-- Begin RECORDS FOR THIS TASK --
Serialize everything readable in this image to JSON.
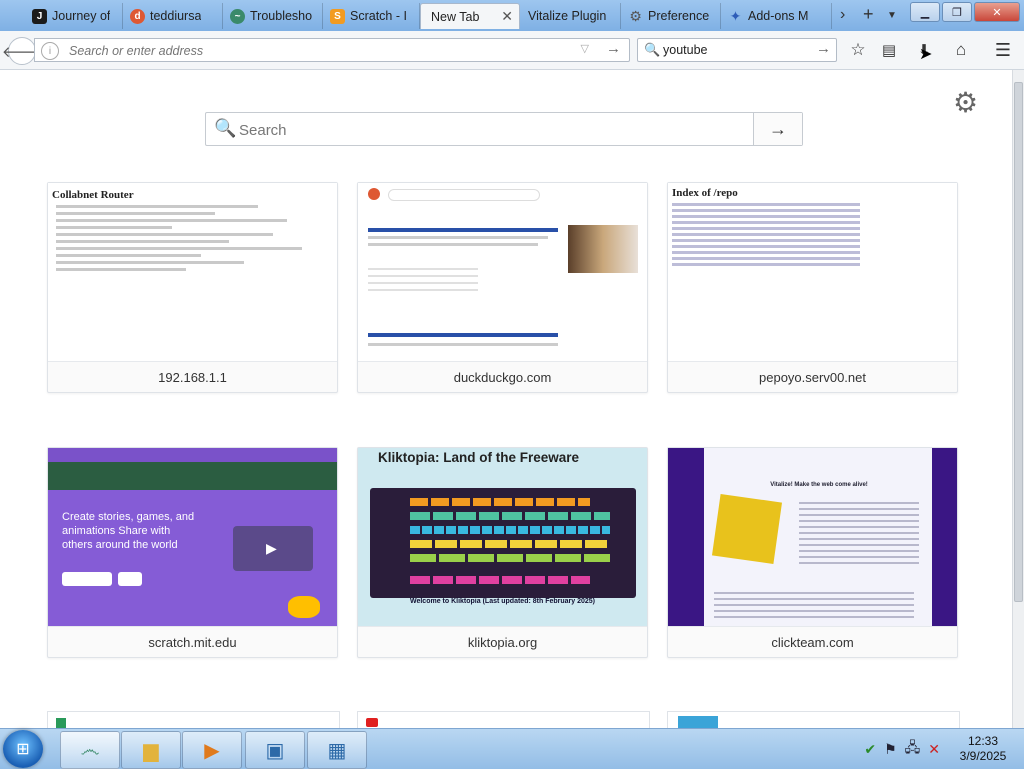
{
  "tabs": [
    {
      "label": "Journey of",
      "icon": "journey-icon",
      "color": "#1b1b1b",
      "active": false
    },
    {
      "label": "teddiursa",
      "icon": "duckduckgo-icon",
      "color": "#de5833",
      "active": false
    },
    {
      "label": "Troublesho",
      "icon": "troubleshoot-icon",
      "color": "#3a8a6a",
      "active": false
    },
    {
      "label": "Scratch - I",
      "icon": "scratch-icon",
      "color": "#f29b21",
      "active": false
    },
    {
      "label": "New Tab",
      "icon": "newtab-icon",
      "color": "#ffffff",
      "active": true
    },
    {
      "label": "Vitalize Plugin",
      "icon": "",
      "color": "#ffffff",
      "active": false
    },
    {
      "label": "Preference",
      "icon": "gear-icon",
      "color": "#666666",
      "active": false
    },
    {
      "label": "Add-ons M",
      "icon": "addons-icon",
      "color": "#2e5db8",
      "active": false
    }
  ],
  "nav": {
    "address_placeholder": "Search or enter address",
    "search_value": "youtube"
  },
  "newtab": {
    "search_placeholder": "Search",
    "tiles": [
      {
        "label": "192.168.1.1",
        "title": "Collabnet Router"
      },
      {
        "label": "duckduckgo.com",
        "title": ""
      },
      {
        "label": "pepoyo.serv00.net",
        "title": "Index of /repo"
      },
      {
        "label": "scratch.mit.edu",
        "title": "Create stories, games, and animations Share with others around the world"
      },
      {
        "label": "kliktopia.org",
        "title": "Kliktopia: Land of the Freeware",
        "subtitle": "Welcome to Kliktopia (Last updated: 8th February 2025)"
      },
      {
        "label": "clickteam.com",
        "title": "Vitalize! Make the web come alive!"
      }
    ]
  },
  "taskbar": {
    "time": "12:33",
    "date": "3/9/2025"
  },
  "colors": {
    "tabstrip": "#8fbbe9",
    "scratch_purple": "#855cd6",
    "clickteam_purple": "#3a1684"
  }
}
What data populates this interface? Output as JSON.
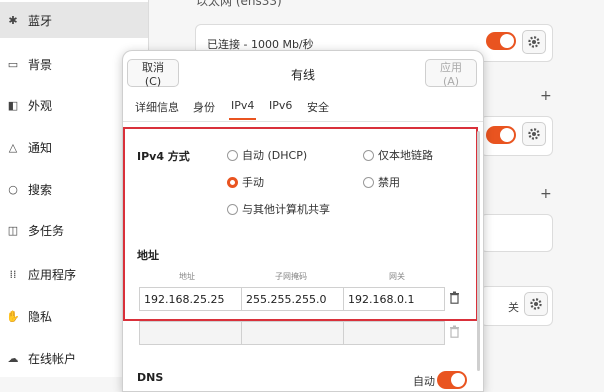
{
  "sidebar": {
    "items": [
      {
        "label": "蓝牙",
        "icon": "bluetooth-icon",
        "glyph": "✱",
        "active": true
      },
      {
        "label": "背景",
        "icon": "background-icon",
        "glyph": "▭",
        "active": false
      },
      {
        "label": "外观",
        "icon": "appearance-icon",
        "glyph": "◧",
        "active": false
      },
      {
        "label": "通知",
        "icon": "bell-icon",
        "glyph": "△",
        "active": false
      },
      {
        "label": "搜索",
        "icon": "search-icon",
        "glyph": "○",
        "active": false
      },
      {
        "label": "多任务",
        "icon": "multitask-icon",
        "glyph": "◫",
        "active": false
      },
      {
        "label": "应用程序",
        "icon": "apps-grid-icon",
        "glyph": "⁞⁞",
        "active": false
      },
      {
        "label": "隐私",
        "icon": "hand-icon",
        "glyph": "✋",
        "active": false
      },
      {
        "label": "在线帐户",
        "icon": "cloud-icon",
        "glyph": "☁",
        "active": false
      }
    ]
  },
  "background": {
    "section_title": "以太网 (ens33)",
    "connected_text": "已连接 - 1000 Mb/秒",
    "off_text": "关"
  },
  "dialog": {
    "cancel_label": "取消(C)",
    "title": "有线",
    "apply_label": "应用(A)",
    "tabs": [
      "详细信息",
      "身份",
      "IPv4",
      "IPv6",
      "安全"
    ],
    "active_tab": "IPv4",
    "method_label": "IPv4 方式",
    "methods": {
      "auto": "自动 (DHCP)",
      "link_local": "仅本地链路",
      "manual": "手动",
      "disabled": "禁用",
      "shared": "与其他计算机共享"
    },
    "selected_method": "手动",
    "address_section": "地址",
    "columns": [
      "地址",
      "子网掩码",
      "网关"
    ],
    "rows": [
      {
        "address": "192.168.25.25",
        "netmask": "255.255.255.0",
        "gateway": "192.168.0.1"
      },
      {
        "address": "",
        "netmask": "",
        "gateway": ""
      }
    ],
    "dns_label": "DNS",
    "dns_auto_label": "自动"
  },
  "colors": {
    "accent": "#e95420",
    "highlight": "#d9303a"
  }
}
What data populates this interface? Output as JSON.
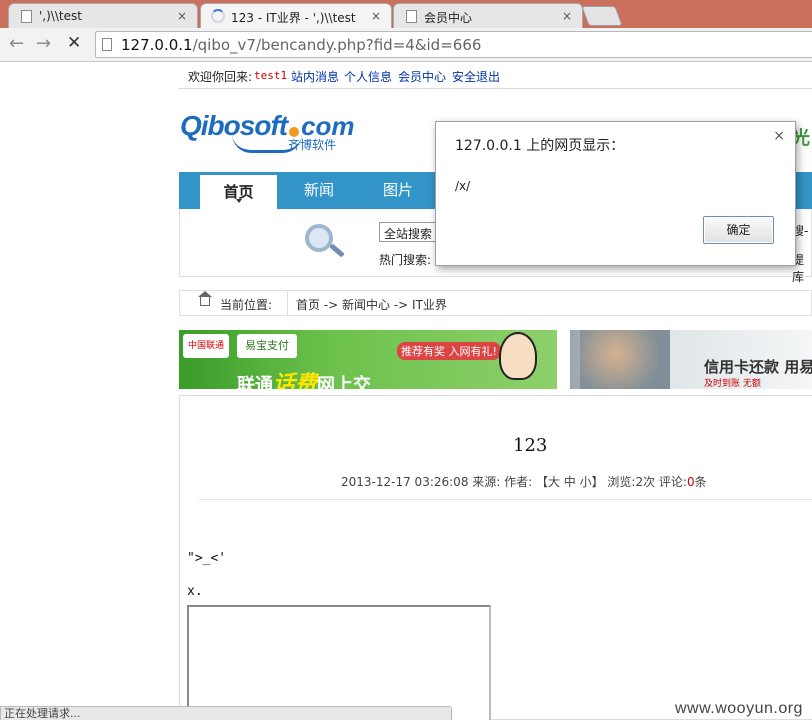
{
  "browser": {
    "tabs": [
      {
        "title": "',)\\\\test",
        "close": "×"
      },
      {
        "title": "123 - IT业界 - ',)\\\\test",
        "close": "×"
      },
      {
        "title": "会员中心",
        "close": "×"
      }
    ],
    "back_icon": "back-arrow-icon",
    "forward_icon": "forward-arrow-icon",
    "stop_icon": "stop-icon",
    "url_host": "127.0.0.1",
    "url_path": "/qibo_v7/bencandy.php?fid=4&id=666"
  },
  "topbar": {
    "welcome": "欢迎你回来:",
    "username": "test1",
    "links": [
      "站内消息",
      "个人信息",
      "会员中心",
      "安全退出"
    ]
  },
  "logo": {
    "brand_left": "Qibosoft",
    "brand_right": "com",
    "brand_cn": "齐博软件"
  },
  "nav": {
    "items": [
      "首页",
      "新闻",
      "图片"
    ]
  },
  "search": {
    "scope_value": "全站搜索",
    "hot_label": "热门搜索:",
    "button_partial": "搜-",
    "hot_partial": "提库"
  },
  "breadcrumb": {
    "label": "当前位置:",
    "path": "首页 -> 新闻中心 -> IT业界"
  },
  "banners": {
    "unicom": "中国联通",
    "pay": "易宝支付",
    "promo": "推荐有奖 入网有礼!",
    "main_prefix": "联通",
    "main_highlight": "话费",
    "main_suffix": "网上交",
    "card_text": "信用卡还款 用易",
    "card_sub": "及时到账  无额"
  },
  "article": {
    "title": "123",
    "meta_prefix": "2013-12-17 03:26:08 来源: 作者: 【大 中 小】 浏览:2次 评论:",
    "comments": "0",
    "meta_suffix": "条",
    "line1": "\">_<'",
    "line2": "x."
  },
  "dialog": {
    "title": "127.0.0.1 上的网页显示：",
    "message": "/x/",
    "ok_label": "确定",
    "close": "×"
  },
  "status": "正在处理请求...",
  "watermark": "www.wooyun.org",
  "colors": {
    "nav_blue": "#3394c7",
    "tabbar": "#c96f5c",
    "link": "#0033aa"
  }
}
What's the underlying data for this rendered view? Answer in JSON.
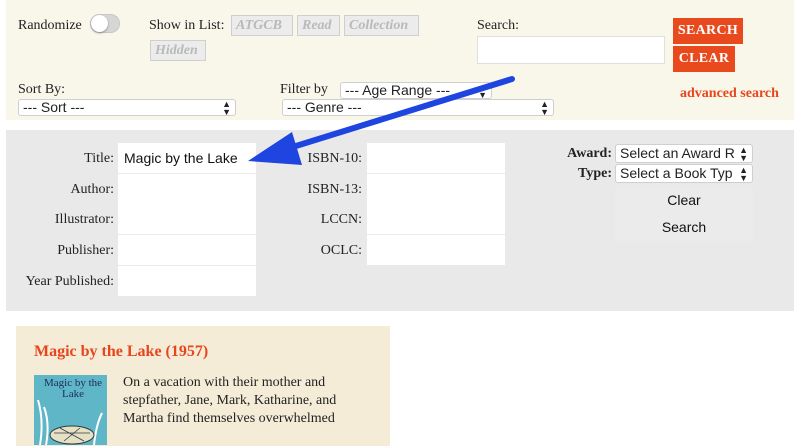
-- End RECORDS FOR THIS TASK --
▸ GOAL: Every record above should be transcribed exactly; the pictures stay out of the copy.

▸ OUTPUT FOR THIS TASK:
Serialize everything readable in this image to JSON.
{
  "tabs": [
    {
      "label": "Journey of",
      "icon": "journey-icon",
      "color": "#1b1b1b",
      "active": false
    },
    {
      "label": "teddiursa",
      "icon": "duckduckgo-icon",
      "color": "#de5833",
      "active": false
    },
    {
      "label": "Troublesho",
      "icon": "troubleshoot-icon",
      "color": "#3a8a6a",
      "active": false
    },
    {
      "label": "Scratch - I",
      "icon": "scratch-icon",
      "color": "#f29b21",
      "active": false
    },
    {
      "label": "New Tab",
      "icon": "newtab-icon",
      "color": "#ffffff",
      "active": true
    },
    {
      "label": "Vitalize Plugin",
      "icon": "",
      "color": "#ffffff",
      "active": false
    },
    {
      "label": "Preference",
      "icon": "gear-icon",
      "color": "#666666",
      "active": false
    },
    {
      "label": "Add-ons M",
      "icon": "addons-icon",
      "color": "#2e5db8",
      "active": false
    }
  ],
  "nav": {
    "address_placeholder": "Search or enter address",
    "search_value": "youtube"
  },
  "newtab": {
    "search_placeholder": "Search",
    "tiles": [
      {
        "label": "192.168.1.1",
        "title": "Collabnet Router"
      },
      {
        "label": "duckduckgo.com",
        "title": ""
      },
      {
        "label": "pepoyo.serv00.net",
        "title": "Index of /repo"
      },
      {
        "label": "scratch.mit.edu",
        "title": "Create stories, games, and animations Share with others around the world"
      },
      {
        "label": "kliktopia.org",
        "title": "Kliktopia: Land of the Freeware",
        "subtitle": "Welcome to Kliktopia (Last updated: 8th February 2025)"
      },
      {
        "label": "clickteam.com",
        "title": "Vitalize! Make the web come alive!"
      }
    ]
  },
  "taskbar": {
    "time": "12:33",
    "date": "3/9/2025"
  },
  "colors": {
    "tabstrip": "#8fbbe9",
    "scratch_purple": "#855cd6",
    "clickteam_purple": "#3a1684"
  }
}
What data populates this interface? Output as JSON.
{
  "sidebar": {
    "items": [
      {
        "label": "蓝牙",
        "icon": "bluetooth-icon",
        "glyph": "✱",
        "active": true
      },
      {
        "label": "背景",
        "icon": "background-icon",
        "glyph": "▭",
        "active": false
      },
      {
        "label": "外观",
        "icon": "appearance-icon",
        "glyph": "◧",
        "active": false
      },
      {
        "label": "通知",
        "icon": "bell-icon",
        "glyph": "△",
        "active": false
      },
      {
        "label": "搜索",
        "icon": "search-icon",
        "glyph": "○",
        "active": false
      },
      {
        "label": "多任务",
        "icon": "multitask-icon",
        "glyph": "◫",
        "active": false
      },
      {
        "label": "应用程序",
        "icon": "apps-grid-icon",
        "glyph": "⁞⁞",
        "active": false
      },
      {
        "label": "隐私",
        "icon": "hand-icon",
        "glyph": "✋",
        "active": false
      },
      {
        "label": "在线帐户",
        "icon": "cloud-icon",
        "glyph": "☁",
        "active": false
      }
    ]
  },
  "background": {
    "section_title": "以太网 (ens33)",
    "connected_text": "已连接 - 1000 Mb/秒",
    "off_text": "关"
  },
  "dialog": {
    "cancel_label": "取消(C)",
    "title": "有线",
    "apply_label": "应用(A)",
    "tabs": [
      "详细信息",
      "身份",
      "IPv4",
      "IPv6",
      "安全"
    ],
    "active_tab": "IPv4",
    "method_label": "IPv4 方式",
    "methods": {
      "auto": "自动 (DHCP)",
      "link_local": "仅本地链路",
      "manual": "手动",
      "disabled": "禁用",
      "shared": "与其他计算机共享"
    },
    "selected_method": "手动",
    "address_section": "地址",
    "columns": [
      "地址",
      "子网掩码",
      "网关"
    ],
    "rows": [
      {
        "address": "192.168.25.25",
        "netmask": "255.255.255.0",
        "gateway": "192.168.0.1"
      },
      {
        "address": "",
        "netmask": "",
        "gateway": ""
      }
    ],
    "dns_label": "DNS",
    "dns_auto_label": "自动"
  },
  "colors": {
    "accent": "#e95420",
    "highlight": "#d9303a"
  }
}
What data populates this interface? Output as JSON.
{
  "browser": {
    "tabs": [
      {
        "title": "',)\\\\test",
        "close": "×"
      },
      {
        "title": "123 - IT业界 - ',)\\\\test",
        "close": "×"
      },
      {
        "title": "会员中心",
        "close": "×"
      }
    ],
    "back_icon": "back-arrow-icon",
    "forward_icon": "forward-arrow-icon",
    "stop_icon": "stop-icon",
    "url_host": "127.0.0.1",
    "url_path": "/qibo_v7/bencandy.php?fid=4&id=666"
  },
  "topbar": {
    "welcome": "欢迎你回来:",
    "username": "test1",
    "links": [
      "站内消息",
      "个人信息",
      "会员中心",
      "安全退出"
    ]
  },
  "logo": {
    "brand_left": "Qibosoft",
    "brand_right": "com",
    "brand_cn": "齐博软件"
  },
  "nav": {
    "items": [
      "首页",
      "新闻",
      "图片"
    ]
  },
  "search": {
    "scope_value": "全站搜索",
    "hot_label": "热门搜索:",
    "button_partial": "搜-",
    "hot_partial": "提库"
  },
  "breadcrumb": {
    "label": "当前位置:",
    "path": "首页 -> 新闻中心 -> IT业界"
  },
  "banners": {
    "unicom": "中国联通",
    "pay": "易宝支付",
    "promo": "推荐有奖 入网有礼!",
    "main_prefix": "联通",
    "main_highlight": "话费",
    "main_suffix": "网上交",
    "card_text": "信用卡还款 用易",
    "card_sub": "及时到账  无额"
  },
  "article": {
    "title": "123",
    "meta_prefix": "2013-12-17 03:26:08 来源: 作者: 【大 中 小】 浏览:2次 评论:",
    "comments": "0",
    "meta_suffix": "条",
    "line1": "\">_<'",
    "line2": "x."
  },
  "dialog": {
    "title": "127.0.0.1 上的网页显示：",
    "message": "/x/",
    "ok_label": "确定",
    "close": "×"
  },
  "status": "正在处理请求...",
  "watermark": "www.wooyun.org",
  "colors": {
    "nav_blue": "#3394c7",
    "tabbar": "#c96f5c",
    "link": "#0033aa"
  }
}
What's the underlying data for this rendered view? Answer in JSON.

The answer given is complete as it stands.